### [Task to carry out]
Extract the lines beginning at the one that holds "Output a JSON" and ending at the final line of the material below, keeping them exact and leaving out all pictures.

━━ The input ━━

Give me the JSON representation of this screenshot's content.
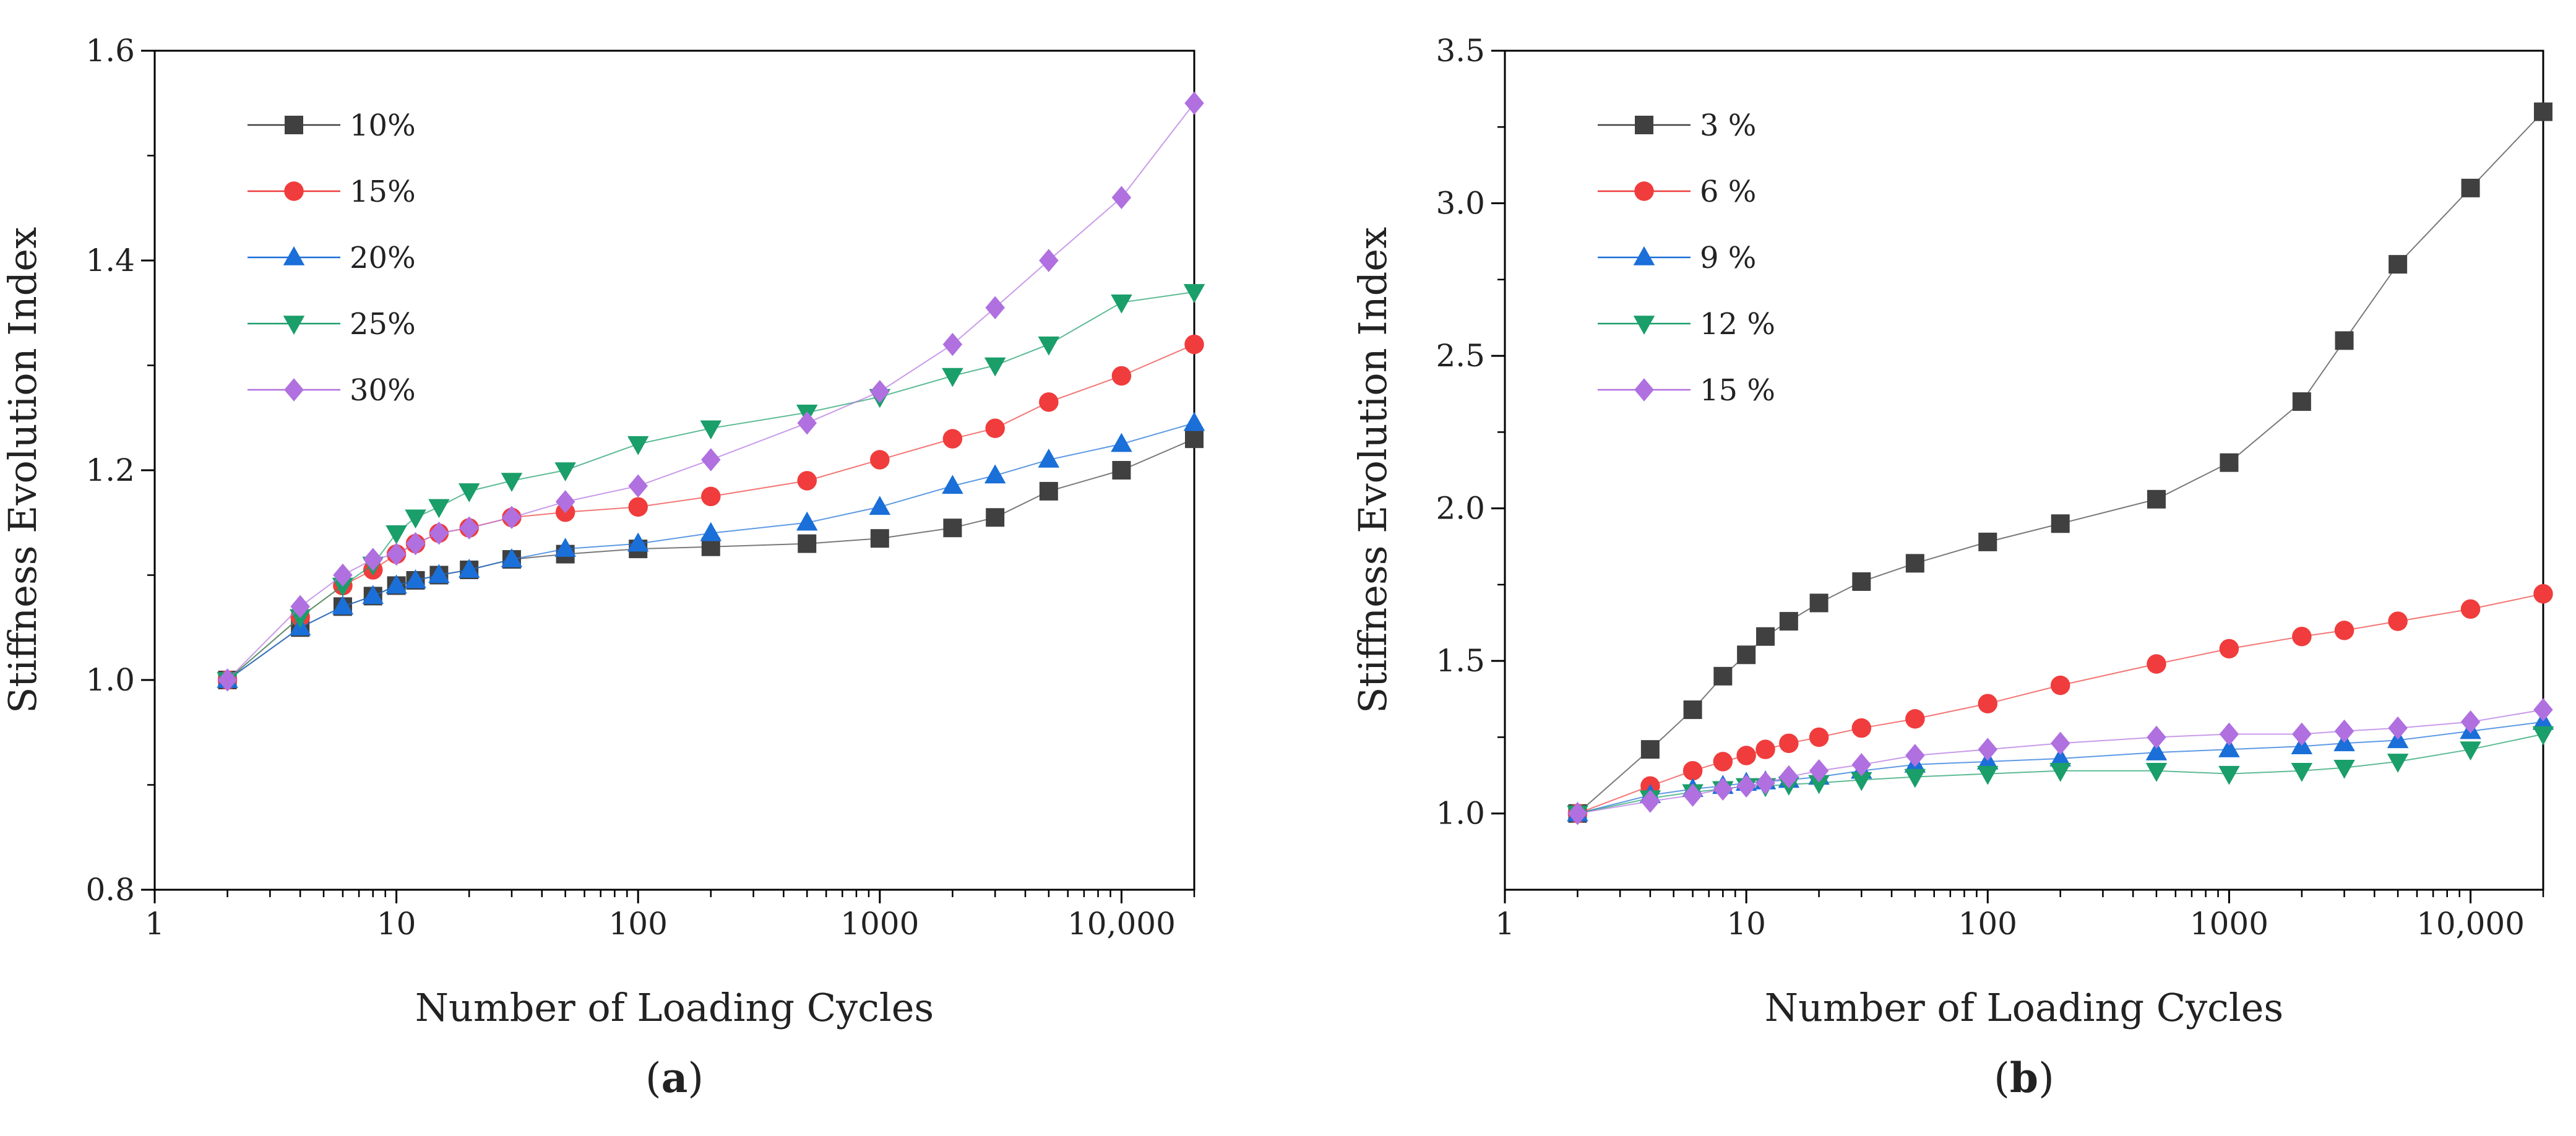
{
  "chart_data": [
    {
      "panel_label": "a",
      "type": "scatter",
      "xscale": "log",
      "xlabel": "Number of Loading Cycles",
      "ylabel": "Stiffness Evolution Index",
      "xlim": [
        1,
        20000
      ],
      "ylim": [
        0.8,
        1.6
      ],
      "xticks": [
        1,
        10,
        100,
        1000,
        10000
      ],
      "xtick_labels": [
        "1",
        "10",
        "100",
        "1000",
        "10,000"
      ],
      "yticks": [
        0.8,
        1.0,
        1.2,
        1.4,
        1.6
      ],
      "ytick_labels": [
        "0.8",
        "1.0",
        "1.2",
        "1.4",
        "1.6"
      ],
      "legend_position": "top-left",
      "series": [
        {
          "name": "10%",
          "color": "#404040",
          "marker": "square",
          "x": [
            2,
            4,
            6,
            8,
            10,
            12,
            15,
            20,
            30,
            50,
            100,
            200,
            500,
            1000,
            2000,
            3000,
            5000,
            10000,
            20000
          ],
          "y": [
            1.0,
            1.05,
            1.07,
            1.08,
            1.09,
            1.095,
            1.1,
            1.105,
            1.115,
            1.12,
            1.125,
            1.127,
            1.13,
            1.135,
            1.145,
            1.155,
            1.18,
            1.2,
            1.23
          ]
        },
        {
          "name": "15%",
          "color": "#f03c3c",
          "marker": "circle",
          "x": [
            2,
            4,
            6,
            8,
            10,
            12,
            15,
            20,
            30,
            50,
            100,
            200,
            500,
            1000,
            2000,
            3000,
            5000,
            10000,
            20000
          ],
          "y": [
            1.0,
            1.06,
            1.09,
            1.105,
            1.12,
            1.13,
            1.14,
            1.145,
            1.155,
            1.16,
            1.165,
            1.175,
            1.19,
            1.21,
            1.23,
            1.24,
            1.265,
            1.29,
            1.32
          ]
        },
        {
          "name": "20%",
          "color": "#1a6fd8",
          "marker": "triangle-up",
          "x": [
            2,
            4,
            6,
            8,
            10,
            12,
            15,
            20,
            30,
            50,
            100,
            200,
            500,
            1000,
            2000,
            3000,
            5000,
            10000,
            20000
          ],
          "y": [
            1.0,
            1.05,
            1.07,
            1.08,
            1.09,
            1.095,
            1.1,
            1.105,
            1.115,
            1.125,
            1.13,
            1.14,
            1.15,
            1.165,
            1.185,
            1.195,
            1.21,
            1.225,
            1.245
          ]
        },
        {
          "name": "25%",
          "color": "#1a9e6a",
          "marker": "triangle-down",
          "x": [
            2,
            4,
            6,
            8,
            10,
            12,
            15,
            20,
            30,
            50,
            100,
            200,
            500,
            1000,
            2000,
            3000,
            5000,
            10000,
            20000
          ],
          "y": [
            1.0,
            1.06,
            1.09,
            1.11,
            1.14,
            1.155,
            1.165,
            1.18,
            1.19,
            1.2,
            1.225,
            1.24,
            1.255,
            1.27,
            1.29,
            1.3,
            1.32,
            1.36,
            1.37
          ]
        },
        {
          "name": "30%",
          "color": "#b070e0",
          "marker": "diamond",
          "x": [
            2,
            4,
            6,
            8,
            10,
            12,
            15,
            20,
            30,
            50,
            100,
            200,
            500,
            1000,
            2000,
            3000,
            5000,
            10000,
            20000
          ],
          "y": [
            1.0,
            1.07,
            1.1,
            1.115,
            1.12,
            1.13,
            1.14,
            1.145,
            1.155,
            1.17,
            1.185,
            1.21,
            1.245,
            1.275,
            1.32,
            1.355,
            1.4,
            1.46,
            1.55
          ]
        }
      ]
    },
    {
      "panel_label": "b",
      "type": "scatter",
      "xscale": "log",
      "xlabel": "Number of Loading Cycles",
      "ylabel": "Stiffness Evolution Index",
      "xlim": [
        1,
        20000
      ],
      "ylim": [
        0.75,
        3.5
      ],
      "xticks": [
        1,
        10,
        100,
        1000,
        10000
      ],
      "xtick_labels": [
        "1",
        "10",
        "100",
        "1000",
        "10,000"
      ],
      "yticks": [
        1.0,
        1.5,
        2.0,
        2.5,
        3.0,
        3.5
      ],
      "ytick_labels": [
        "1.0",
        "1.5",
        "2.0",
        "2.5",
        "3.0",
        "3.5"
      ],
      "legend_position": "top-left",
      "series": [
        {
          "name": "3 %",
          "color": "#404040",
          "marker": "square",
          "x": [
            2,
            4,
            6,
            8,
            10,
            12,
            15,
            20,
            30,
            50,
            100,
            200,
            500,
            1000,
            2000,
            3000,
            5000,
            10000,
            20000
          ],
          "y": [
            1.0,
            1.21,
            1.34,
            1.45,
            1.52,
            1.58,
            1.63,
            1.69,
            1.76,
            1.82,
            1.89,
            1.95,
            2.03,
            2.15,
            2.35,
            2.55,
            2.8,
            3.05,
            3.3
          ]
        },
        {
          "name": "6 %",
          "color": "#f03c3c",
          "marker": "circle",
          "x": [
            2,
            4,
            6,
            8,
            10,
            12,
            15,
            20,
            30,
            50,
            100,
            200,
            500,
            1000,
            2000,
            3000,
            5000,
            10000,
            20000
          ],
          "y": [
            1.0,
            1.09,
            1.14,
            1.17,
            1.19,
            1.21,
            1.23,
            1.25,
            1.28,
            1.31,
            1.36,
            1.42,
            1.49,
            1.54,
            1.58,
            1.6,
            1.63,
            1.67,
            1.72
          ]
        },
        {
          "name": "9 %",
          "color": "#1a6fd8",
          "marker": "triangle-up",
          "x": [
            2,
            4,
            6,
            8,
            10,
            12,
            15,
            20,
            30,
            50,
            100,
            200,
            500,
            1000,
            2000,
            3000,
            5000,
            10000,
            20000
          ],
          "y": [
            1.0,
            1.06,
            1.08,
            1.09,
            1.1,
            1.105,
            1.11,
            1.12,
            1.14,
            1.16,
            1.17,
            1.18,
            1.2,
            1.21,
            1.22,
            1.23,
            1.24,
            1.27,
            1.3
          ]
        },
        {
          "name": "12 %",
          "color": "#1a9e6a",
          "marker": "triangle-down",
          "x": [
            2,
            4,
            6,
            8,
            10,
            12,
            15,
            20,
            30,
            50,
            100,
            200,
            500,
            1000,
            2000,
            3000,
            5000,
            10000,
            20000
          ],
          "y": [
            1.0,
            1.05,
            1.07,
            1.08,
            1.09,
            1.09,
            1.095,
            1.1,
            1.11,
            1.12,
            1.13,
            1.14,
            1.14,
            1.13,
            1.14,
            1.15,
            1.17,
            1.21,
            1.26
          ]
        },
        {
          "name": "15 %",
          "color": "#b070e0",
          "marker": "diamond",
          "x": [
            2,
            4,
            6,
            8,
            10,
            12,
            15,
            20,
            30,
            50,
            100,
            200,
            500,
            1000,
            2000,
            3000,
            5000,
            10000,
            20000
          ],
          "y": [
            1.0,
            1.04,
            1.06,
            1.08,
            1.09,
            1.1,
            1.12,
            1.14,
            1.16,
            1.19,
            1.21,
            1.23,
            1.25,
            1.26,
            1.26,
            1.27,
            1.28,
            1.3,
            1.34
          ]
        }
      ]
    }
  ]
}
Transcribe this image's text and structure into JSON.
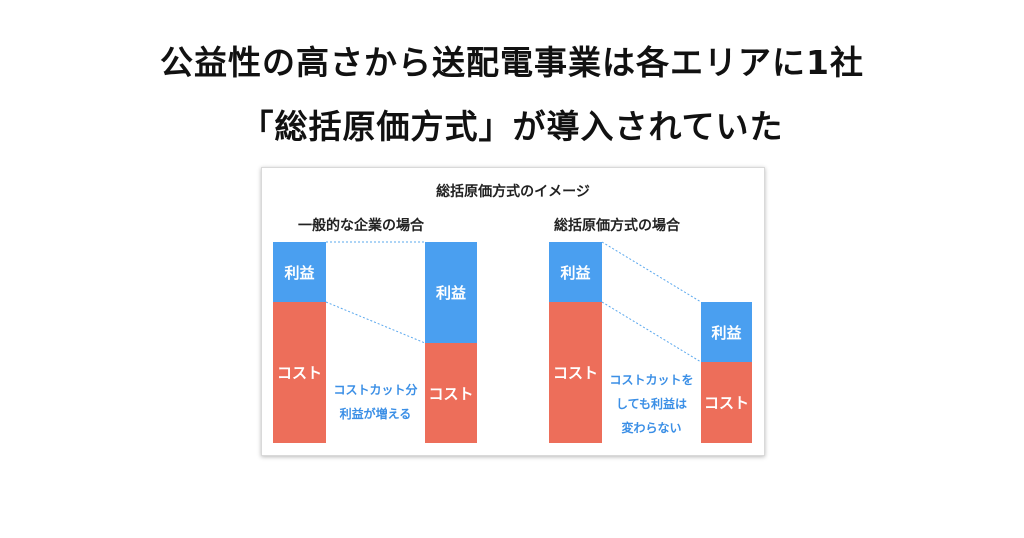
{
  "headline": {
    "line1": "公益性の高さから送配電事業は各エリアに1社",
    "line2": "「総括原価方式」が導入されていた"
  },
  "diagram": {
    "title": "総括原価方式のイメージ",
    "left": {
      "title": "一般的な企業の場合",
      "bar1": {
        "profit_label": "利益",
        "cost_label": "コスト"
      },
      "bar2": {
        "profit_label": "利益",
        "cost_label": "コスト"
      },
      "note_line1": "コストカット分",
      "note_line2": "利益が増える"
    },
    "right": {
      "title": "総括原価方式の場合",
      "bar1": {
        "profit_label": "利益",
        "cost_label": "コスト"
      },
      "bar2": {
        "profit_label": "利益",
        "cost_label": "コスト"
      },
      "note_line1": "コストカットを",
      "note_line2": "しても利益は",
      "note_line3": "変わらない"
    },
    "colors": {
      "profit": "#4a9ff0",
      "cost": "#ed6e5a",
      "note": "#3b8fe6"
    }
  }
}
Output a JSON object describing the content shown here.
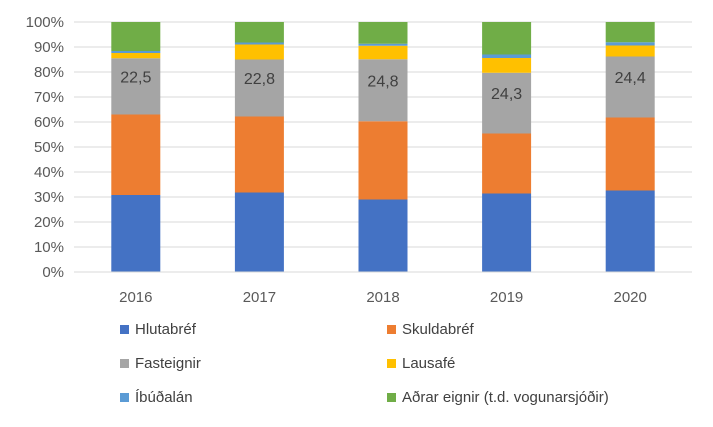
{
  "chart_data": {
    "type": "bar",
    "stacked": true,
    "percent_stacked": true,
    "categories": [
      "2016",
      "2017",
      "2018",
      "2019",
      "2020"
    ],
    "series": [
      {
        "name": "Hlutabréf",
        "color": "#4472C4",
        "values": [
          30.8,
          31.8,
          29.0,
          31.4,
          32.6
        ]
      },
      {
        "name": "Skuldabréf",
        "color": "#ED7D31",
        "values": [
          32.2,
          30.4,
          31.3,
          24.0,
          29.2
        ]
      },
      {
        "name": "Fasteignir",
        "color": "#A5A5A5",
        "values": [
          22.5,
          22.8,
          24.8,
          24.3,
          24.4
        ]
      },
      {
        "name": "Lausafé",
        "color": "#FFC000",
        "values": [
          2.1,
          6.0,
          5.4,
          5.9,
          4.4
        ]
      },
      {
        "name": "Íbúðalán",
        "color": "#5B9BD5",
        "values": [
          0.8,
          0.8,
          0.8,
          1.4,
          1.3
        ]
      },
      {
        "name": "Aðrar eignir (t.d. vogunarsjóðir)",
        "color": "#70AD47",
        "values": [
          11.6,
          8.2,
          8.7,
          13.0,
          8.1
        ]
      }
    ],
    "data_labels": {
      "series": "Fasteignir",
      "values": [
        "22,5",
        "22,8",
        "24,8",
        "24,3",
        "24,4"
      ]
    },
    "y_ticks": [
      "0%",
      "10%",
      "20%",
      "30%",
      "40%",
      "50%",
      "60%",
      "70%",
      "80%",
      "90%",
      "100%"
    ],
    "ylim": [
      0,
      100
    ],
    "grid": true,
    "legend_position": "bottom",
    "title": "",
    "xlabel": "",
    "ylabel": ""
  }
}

━━━

### [Answer below]
Output a JSON object describing the content shown here.
{
  "chart_data": {
    "type": "bar",
    "stacked": true,
    "percent_stacked": true,
    "categories": [
      "2016",
      "2017",
      "2018",
      "2019",
      "2020"
    ],
    "series": [
      {
        "name": "Hlutabréf",
        "color": "#4472C4",
        "values": [
          30.8,
          31.8,
          29.0,
          31.4,
          32.6
        ]
      },
      {
        "name": "Skuldabréf",
        "color": "#ED7D31",
        "values": [
          32.2,
          30.4,
          31.3,
          24.0,
          29.2
        ]
      },
      {
        "name": "Fasteignir",
        "color": "#A5A5A5",
        "values": [
          22.5,
          22.8,
          24.8,
          24.3,
          24.4
        ]
      },
      {
        "name": "Lausafé",
        "color": "#FFC000",
        "values": [
          2.1,
          6.0,
          5.4,
          5.9,
          4.4
        ]
      },
      {
        "name": "Íbúðalán",
        "color": "#5B9BD5",
        "values": [
          0.8,
          0.8,
          0.8,
          1.4,
          1.3
        ]
      },
      {
        "name": "Aðrar eignir (t.d. vogunarsjóðir)",
        "color": "#70AD47",
        "values": [
          11.6,
          8.2,
          8.7,
          13.0,
          8.1
        ]
      }
    ],
    "data_labels": {
      "series": "Fasteignir",
      "values": [
        "22,5",
        "22,8",
        "24,8",
        "24,3",
        "24,4"
      ]
    },
    "y_ticks": [
      "0%",
      "10%",
      "20%",
      "30%",
      "40%",
      "50%",
      "60%",
      "70%",
      "80%",
      "90%",
      "100%"
    ],
    "ylim": [
      0,
      100
    ],
    "grid": true,
    "legend_position": "bottom",
    "title": "",
    "xlabel": "",
    "ylabel": ""
  }
}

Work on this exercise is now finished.